• [Supplied material]
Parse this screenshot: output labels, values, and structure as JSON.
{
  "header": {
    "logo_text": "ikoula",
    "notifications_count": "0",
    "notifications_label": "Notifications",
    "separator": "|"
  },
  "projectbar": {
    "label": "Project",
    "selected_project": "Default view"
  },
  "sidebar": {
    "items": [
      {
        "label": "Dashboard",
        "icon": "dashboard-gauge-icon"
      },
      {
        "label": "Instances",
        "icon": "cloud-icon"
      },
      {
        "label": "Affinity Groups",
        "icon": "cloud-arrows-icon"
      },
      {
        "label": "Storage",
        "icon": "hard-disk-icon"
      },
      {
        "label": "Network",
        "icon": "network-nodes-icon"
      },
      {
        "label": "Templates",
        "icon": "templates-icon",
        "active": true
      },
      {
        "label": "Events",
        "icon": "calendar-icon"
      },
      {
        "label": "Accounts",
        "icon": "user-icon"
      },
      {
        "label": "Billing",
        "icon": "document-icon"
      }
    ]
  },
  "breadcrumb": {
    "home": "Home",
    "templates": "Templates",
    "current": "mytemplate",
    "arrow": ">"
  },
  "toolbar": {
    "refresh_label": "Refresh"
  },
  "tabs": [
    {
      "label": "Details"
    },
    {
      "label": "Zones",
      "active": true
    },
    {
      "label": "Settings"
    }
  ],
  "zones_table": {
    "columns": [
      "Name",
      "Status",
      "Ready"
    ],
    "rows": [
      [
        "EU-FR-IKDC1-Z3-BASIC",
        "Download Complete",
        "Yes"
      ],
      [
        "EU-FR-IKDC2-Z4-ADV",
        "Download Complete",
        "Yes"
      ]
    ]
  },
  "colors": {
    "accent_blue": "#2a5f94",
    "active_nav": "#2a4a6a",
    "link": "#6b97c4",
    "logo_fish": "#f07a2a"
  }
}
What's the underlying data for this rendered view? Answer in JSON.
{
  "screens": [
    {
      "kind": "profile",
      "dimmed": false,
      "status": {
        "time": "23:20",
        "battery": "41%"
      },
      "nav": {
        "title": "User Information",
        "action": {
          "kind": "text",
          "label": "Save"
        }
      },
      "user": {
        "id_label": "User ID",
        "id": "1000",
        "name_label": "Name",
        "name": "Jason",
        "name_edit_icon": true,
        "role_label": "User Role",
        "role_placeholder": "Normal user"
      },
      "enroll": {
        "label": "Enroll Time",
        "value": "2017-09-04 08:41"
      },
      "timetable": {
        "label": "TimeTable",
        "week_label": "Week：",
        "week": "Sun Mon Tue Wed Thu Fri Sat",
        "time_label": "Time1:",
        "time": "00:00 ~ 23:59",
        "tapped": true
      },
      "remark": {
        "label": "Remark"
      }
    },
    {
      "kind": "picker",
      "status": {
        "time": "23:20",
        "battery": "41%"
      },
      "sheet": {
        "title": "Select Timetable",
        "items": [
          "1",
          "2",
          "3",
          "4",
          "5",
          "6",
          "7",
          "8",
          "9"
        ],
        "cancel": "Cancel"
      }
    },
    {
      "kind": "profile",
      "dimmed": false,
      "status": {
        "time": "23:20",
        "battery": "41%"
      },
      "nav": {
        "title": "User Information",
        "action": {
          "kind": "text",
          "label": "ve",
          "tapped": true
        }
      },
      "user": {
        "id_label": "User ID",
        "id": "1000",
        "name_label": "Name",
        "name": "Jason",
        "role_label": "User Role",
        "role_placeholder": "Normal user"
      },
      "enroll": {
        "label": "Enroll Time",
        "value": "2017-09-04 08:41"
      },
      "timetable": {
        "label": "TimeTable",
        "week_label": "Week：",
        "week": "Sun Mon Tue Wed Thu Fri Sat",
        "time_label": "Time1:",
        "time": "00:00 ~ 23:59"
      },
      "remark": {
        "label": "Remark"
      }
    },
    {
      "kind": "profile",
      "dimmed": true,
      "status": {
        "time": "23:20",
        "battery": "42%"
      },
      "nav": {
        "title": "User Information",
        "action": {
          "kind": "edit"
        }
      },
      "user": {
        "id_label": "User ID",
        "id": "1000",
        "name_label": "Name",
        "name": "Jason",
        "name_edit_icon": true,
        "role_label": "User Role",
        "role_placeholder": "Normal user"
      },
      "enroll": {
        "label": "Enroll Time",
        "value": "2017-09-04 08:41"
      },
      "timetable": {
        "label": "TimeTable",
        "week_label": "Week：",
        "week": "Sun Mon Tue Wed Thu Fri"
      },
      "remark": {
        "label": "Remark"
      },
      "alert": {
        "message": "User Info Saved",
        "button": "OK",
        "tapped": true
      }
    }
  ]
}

• [What to work on] Show all lines in the entries above where the string "this" appears.

• [Correct response]
Parse this screenshot: output labels, values, and structure as JSON.
What's the underlying data for this rendered view? Answer in JSON.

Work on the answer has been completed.